Given task:
Search the data for the word "Period" and copy every line that contains it.

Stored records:
-=-=-=-=-

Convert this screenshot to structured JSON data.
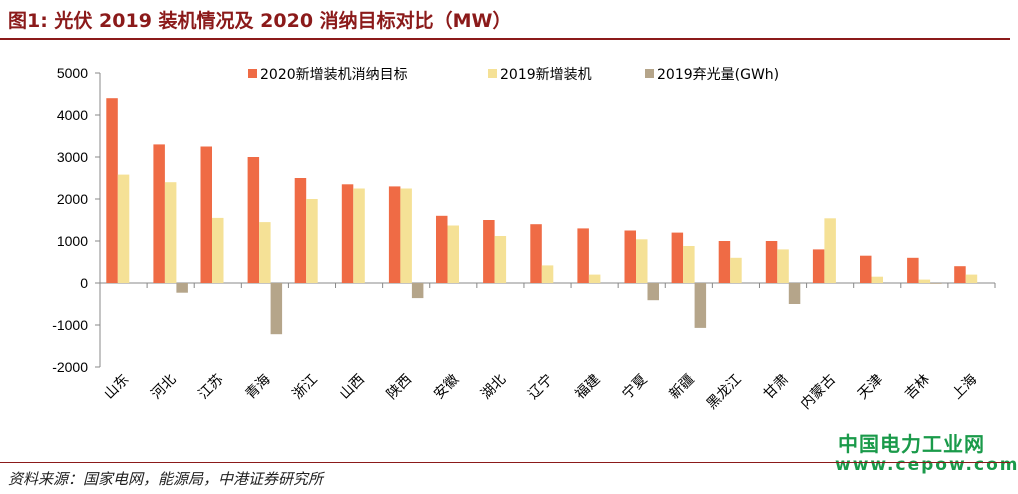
{
  "title": "图1:  光伏 2019 装机情况及 2020 消纳目标对比（MW）",
  "source": "资料来源：国家电网，能源局，中港证券研究所",
  "watermark": {
    "name": "中国电力工业网",
    "url": "www.cepow.com"
  },
  "colors": {
    "title": "#8b1a1a",
    "series": [
      "#ef6b45",
      "#f5e196",
      "#b5a58a"
    ],
    "watermark": "#1a9a4a"
  },
  "chart_data": {
    "type": "bar",
    "ylim": [
      -2000,
      5000
    ],
    "yticks": [
      -2000,
      -1000,
      0,
      1000,
      2000,
      3000,
      4000,
      5000
    ],
    "legend_position": "top",
    "categories": [
      "山东",
      "河北",
      "江苏",
      "青海",
      "浙江",
      "山西",
      "陕西",
      "安徽",
      "湖北",
      "辽宁",
      "福建",
      "宁夏",
      "新疆",
      "黑龙江",
      "甘肃",
      "内蒙古",
      "天津",
      "吉林",
      "上海"
    ],
    "series": [
      {
        "name": "2020新增装机消纳目标",
        "values": [
          4400,
          3300,
          3250,
          3000,
          2500,
          2350,
          2300,
          1600,
          1500,
          1400,
          1300,
          1250,
          1200,
          1000,
          1000,
          800,
          650,
          600,
          400
        ]
      },
      {
        "name": "2019新增装机",
        "values": [
          2580,
          2400,
          1550,
          1450,
          2000,
          2250,
          2250,
          1370,
          1120,
          420,
          200,
          1040,
          880,
          600,
          800,
          1540,
          150,
          80,
          200
        ]
      },
      {
        "name": "2019弃光量(GWh)",
        "values": [
          0,
          -230,
          0,
          -1220,
          0,
          0,
          -360,
          0,
          0,
          0,
          0,
          -410,
          -1070,
          0,
          -500,
          0,
          0,
          -20,
          0
        ]
      }
    ]
  }
}
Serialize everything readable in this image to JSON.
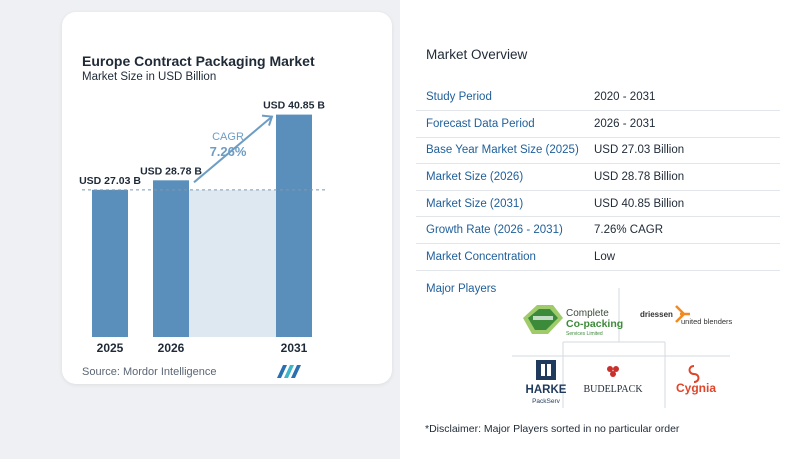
{
  "chart": {
    "title": "Europe Contract Packaging Market",
    "subtitle": "Market Size in USD Billion",
    "cagr_label": "CAGR",
    "cagr_value": "7.26%",
    "source": "Source:  Mordor Intelligence"
  },
  "chart_data": {
    "type": "bar",
    "title": "Europe Contract Packaging Market",
    "subtitle": "Market Size in USD Billion",
    "categories": [
      "2025",
      "2026",
      "2031"
    ],
    "values": [
      27.03,
      28.78,
      40.85
    ],
    "data_labels": [
      "USD 27.03 B",
      "USD 28.78 B",
      "USD 40.85 B"
    ],
    "ylim": [
      0,
      45
    ],
    "reference_line": 27.03,
    "colors": {
      "bar": "#5a8fbb",
      "shade": "#dde8f1",
      "arrow": "#6e9dc4",
      "accent": "#5a8fbb"
    }
  },
  "overview": {
    "title": "Market Overview",
    "rows": [
      {
        "key": "Study Period",
        "value": "2020 - 2031"
      },
      {
        "key": "Forecast Data Period",
        "value": "2026 - 2031"
      },
      {
        "key": "Base Year Market Size (2025)",
        "value": "USD 27.03 Billion"
      },
      {
        "key": "Market Size (2026)",
        "value": "USD 28.78 Billion"
      },
      {
        "key": "Market Size (2031)",
        "value": "USD 40.85 Billion"
      },
      {
        "key": "Growth Rate (2026 - 2031)",
        "value": "7.26% CAGR"
      },
      {
        "key": "Market Concentration",
        "value": "Low"
      }
    ]
  },
  "players": {
    "title": "Major Players",
    "logos": {
      "complete_line1": "Complete",
      "complete_line2": "Co-packing",
      "complete_line3": "Services Limited",
      "driessen_line1": "driessen",
      "driessen_line2": "united blenders",
      "harke_line1": "HARKE",
      "harke_line2": "PackServ",
      "budelpack": "BUDELPACK",
      "cygnia": "Cygnia"
    }
  },
  "disclaimer": "*Disclaimer: Major Players sorted in no particular order"
}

-=-=-=-=-

Response to the exercise:
        "key": "Study Period",
        "key": "Forecast Data Period",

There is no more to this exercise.